Data section.

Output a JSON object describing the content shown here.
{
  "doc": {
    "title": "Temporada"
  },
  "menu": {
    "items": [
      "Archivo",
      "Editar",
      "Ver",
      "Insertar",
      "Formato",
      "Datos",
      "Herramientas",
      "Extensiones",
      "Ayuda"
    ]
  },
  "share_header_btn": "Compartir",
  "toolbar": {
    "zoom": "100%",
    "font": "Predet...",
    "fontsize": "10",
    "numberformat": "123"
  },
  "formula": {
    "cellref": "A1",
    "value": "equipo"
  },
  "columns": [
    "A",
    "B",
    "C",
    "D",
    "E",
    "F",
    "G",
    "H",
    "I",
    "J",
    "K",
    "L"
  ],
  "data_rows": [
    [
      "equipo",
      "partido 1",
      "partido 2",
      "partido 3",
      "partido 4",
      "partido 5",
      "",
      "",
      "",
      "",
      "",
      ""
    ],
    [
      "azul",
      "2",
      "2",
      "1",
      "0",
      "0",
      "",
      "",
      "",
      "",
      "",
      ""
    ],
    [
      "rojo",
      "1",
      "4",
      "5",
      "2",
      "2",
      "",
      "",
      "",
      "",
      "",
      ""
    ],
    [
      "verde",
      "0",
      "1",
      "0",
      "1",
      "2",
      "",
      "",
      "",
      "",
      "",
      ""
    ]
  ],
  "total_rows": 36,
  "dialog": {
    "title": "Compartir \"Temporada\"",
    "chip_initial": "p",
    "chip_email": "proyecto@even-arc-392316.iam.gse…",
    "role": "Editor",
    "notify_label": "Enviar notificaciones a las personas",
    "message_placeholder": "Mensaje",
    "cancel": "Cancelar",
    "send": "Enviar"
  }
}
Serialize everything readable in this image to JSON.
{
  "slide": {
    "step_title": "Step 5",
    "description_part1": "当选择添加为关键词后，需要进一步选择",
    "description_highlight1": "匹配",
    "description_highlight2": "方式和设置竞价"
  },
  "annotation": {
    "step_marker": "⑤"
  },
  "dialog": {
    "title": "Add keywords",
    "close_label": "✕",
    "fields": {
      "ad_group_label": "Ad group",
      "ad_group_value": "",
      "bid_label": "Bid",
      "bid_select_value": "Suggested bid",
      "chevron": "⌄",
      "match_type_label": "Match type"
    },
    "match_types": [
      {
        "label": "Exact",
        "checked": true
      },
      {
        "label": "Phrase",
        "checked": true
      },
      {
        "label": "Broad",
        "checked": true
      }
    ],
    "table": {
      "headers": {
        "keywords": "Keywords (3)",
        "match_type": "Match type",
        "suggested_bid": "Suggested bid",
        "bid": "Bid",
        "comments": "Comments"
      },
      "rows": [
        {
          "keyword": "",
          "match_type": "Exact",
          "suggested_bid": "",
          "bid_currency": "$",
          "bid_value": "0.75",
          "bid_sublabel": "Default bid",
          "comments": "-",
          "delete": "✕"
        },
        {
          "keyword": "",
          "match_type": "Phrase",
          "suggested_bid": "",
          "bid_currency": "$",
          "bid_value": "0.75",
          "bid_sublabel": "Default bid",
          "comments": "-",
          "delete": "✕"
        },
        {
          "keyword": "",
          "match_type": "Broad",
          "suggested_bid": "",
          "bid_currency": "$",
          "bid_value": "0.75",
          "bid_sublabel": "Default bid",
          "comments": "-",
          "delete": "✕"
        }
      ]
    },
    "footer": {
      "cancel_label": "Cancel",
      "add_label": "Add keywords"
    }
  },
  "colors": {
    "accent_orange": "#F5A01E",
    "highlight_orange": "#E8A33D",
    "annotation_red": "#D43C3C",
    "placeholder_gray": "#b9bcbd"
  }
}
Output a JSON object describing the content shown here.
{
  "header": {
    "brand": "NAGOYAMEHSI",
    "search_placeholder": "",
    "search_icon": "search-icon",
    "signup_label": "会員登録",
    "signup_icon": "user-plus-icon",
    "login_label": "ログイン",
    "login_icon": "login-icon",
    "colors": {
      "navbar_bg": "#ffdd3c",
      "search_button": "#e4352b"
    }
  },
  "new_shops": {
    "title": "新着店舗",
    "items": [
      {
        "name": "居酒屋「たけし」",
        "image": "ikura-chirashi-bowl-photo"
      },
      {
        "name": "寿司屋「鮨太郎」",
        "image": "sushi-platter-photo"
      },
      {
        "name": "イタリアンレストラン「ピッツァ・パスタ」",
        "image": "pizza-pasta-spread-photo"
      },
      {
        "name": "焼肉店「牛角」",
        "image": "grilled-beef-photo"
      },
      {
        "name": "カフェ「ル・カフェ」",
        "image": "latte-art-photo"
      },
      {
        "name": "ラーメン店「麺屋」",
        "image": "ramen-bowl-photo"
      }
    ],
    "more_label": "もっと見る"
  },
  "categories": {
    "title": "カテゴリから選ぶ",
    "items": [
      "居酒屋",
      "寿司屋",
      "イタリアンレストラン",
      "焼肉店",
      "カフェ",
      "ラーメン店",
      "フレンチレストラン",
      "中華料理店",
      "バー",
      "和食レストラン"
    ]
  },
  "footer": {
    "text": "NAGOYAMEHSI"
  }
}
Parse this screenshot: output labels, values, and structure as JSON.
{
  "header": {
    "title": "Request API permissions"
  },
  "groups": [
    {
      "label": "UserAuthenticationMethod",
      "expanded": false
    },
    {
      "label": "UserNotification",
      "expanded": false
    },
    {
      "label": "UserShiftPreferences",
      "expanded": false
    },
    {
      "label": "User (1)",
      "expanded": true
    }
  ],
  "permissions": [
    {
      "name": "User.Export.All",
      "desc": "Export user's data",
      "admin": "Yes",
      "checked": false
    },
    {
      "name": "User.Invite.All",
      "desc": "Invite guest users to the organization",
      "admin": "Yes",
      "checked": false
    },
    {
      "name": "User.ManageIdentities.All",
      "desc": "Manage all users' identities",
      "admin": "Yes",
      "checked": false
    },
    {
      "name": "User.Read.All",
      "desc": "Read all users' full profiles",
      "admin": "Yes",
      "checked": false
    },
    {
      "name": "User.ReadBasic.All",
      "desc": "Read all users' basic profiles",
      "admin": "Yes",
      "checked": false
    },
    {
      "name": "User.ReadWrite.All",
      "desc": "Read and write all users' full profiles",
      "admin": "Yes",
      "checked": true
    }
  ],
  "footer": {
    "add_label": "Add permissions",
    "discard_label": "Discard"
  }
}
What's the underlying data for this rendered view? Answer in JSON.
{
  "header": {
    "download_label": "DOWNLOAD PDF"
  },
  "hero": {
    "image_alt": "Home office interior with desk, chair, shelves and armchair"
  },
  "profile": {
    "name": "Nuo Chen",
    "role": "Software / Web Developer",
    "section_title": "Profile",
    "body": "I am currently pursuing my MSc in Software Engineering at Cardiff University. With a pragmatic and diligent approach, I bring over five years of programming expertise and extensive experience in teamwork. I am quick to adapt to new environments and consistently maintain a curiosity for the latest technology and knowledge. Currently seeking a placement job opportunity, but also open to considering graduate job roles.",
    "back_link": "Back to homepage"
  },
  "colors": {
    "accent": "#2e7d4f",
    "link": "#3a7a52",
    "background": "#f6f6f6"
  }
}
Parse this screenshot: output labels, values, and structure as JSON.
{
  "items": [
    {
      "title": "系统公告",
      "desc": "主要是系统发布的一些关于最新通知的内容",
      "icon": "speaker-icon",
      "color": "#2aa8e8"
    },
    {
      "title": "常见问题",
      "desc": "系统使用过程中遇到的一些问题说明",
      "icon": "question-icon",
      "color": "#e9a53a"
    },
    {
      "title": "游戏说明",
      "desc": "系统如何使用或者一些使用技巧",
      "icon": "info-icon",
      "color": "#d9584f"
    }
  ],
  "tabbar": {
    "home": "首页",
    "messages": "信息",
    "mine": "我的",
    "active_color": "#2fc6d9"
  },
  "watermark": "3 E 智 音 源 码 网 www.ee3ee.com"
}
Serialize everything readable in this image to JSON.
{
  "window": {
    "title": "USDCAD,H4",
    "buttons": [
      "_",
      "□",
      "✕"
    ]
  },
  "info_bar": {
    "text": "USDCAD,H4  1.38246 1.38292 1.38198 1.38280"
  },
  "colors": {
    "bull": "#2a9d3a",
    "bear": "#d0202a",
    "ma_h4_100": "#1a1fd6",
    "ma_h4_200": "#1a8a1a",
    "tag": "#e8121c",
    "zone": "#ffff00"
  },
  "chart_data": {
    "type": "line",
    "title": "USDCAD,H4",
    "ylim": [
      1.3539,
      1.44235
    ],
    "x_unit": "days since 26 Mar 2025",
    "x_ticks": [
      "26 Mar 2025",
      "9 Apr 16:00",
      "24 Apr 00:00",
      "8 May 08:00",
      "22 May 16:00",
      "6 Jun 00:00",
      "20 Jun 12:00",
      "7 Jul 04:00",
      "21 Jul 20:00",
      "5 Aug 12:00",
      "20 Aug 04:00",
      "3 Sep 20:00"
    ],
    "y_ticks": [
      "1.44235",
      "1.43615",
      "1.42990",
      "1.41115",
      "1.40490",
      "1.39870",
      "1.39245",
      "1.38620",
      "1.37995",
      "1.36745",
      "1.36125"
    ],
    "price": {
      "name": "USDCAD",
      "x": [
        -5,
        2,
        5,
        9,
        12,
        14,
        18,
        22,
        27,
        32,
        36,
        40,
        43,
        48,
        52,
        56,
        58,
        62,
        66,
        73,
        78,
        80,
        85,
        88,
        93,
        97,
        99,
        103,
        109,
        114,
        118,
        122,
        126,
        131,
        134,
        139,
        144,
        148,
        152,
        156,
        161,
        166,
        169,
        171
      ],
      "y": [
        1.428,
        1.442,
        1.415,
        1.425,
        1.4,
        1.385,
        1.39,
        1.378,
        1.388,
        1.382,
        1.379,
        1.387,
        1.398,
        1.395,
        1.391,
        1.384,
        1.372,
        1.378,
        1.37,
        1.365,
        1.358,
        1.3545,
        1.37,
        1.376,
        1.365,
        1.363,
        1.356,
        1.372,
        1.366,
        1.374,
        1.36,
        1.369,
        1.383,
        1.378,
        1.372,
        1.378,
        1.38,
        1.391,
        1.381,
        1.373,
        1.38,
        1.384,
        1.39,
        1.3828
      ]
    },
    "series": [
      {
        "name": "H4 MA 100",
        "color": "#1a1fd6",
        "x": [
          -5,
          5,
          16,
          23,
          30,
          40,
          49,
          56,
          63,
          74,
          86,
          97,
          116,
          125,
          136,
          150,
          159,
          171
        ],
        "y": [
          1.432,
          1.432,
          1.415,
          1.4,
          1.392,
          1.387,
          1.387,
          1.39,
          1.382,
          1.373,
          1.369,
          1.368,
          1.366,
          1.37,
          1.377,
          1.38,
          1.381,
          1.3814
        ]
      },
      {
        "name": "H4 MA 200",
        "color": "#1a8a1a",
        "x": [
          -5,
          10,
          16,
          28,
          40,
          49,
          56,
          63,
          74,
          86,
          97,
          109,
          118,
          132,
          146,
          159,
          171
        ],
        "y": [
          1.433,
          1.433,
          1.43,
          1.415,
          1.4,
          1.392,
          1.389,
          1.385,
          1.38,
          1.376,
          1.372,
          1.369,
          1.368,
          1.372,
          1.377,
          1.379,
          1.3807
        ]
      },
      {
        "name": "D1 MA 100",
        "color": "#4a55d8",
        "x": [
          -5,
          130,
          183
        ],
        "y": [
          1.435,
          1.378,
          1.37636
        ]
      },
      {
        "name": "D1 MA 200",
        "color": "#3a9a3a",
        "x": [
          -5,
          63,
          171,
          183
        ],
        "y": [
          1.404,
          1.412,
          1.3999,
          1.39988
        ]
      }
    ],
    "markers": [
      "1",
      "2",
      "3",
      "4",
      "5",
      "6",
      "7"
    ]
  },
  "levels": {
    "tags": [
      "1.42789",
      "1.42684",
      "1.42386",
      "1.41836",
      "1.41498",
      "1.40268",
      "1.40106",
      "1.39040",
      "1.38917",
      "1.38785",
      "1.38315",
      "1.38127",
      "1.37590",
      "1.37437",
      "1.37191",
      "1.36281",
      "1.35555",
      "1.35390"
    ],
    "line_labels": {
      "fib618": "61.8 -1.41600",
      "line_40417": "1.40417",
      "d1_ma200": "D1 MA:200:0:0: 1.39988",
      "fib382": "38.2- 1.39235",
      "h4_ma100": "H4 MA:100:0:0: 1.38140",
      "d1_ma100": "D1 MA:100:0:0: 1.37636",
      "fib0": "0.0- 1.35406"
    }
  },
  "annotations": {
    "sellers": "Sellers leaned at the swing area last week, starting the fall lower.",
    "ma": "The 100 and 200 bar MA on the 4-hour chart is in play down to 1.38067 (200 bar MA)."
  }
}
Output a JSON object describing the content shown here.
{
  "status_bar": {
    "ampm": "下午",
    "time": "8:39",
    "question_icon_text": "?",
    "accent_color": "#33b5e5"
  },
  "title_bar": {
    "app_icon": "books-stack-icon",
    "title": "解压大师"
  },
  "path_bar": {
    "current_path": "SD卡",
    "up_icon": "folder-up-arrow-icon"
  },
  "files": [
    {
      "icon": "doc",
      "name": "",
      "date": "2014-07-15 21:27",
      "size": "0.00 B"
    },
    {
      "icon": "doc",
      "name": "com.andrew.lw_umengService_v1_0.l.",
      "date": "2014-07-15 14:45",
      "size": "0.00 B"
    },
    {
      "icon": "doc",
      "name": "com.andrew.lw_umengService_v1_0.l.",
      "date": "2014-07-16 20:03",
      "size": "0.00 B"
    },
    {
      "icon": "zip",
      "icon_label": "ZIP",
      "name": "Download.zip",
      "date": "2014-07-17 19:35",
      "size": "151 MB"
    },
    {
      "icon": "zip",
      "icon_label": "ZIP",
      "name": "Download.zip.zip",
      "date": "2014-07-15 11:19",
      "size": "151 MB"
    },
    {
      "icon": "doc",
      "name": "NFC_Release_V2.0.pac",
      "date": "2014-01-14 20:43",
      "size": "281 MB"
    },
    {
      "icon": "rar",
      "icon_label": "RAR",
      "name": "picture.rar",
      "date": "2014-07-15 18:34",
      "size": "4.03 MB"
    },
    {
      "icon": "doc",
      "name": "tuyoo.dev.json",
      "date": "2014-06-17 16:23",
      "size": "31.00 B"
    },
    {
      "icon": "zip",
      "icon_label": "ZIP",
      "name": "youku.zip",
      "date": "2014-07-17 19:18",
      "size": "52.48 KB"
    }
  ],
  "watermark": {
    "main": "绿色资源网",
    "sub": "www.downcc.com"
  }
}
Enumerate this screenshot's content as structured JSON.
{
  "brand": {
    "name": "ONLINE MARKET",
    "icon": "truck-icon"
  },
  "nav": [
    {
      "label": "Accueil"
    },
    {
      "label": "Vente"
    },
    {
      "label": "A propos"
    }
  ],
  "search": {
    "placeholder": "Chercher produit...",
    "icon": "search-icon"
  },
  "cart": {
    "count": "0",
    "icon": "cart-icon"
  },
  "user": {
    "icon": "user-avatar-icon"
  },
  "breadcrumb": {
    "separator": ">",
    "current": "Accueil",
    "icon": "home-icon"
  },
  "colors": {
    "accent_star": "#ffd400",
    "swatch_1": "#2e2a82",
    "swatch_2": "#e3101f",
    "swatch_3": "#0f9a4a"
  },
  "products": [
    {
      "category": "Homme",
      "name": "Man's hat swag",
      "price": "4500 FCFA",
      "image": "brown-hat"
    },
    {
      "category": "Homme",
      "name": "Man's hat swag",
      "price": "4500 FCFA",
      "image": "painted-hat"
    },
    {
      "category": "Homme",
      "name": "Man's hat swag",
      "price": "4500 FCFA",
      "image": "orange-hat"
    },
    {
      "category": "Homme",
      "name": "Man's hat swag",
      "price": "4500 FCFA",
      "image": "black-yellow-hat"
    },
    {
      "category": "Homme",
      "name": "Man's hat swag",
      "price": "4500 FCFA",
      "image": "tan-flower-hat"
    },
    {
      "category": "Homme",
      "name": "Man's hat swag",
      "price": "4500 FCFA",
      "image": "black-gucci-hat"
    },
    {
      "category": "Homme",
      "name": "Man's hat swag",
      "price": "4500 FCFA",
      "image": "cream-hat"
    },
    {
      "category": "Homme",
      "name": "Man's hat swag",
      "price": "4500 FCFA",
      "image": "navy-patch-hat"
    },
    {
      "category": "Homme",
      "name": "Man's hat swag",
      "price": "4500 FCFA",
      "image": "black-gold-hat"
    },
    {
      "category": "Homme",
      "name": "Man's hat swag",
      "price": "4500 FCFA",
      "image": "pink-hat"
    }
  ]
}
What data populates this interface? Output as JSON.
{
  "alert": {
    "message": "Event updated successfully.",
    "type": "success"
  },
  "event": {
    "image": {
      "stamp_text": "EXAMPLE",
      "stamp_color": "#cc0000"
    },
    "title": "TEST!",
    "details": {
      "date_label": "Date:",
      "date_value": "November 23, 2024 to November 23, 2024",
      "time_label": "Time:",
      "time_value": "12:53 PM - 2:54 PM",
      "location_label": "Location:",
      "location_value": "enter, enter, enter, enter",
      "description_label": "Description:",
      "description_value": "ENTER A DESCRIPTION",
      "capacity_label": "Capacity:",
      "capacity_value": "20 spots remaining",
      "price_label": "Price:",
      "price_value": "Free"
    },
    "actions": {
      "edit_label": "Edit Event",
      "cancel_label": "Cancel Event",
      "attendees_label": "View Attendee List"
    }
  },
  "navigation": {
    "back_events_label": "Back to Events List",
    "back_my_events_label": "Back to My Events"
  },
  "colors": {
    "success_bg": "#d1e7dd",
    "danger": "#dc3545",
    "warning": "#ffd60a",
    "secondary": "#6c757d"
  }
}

Stated exercise. Show the lines from the data above that contain the string "USDCAD".

Exercise answer.
    "title": "USDCAD,H4",
    "text": "USDCAD,H4  1.38246 1.38292 1.38198 1.38280"
    "title": "USDCAD,H4",
      "name": "USDCAD",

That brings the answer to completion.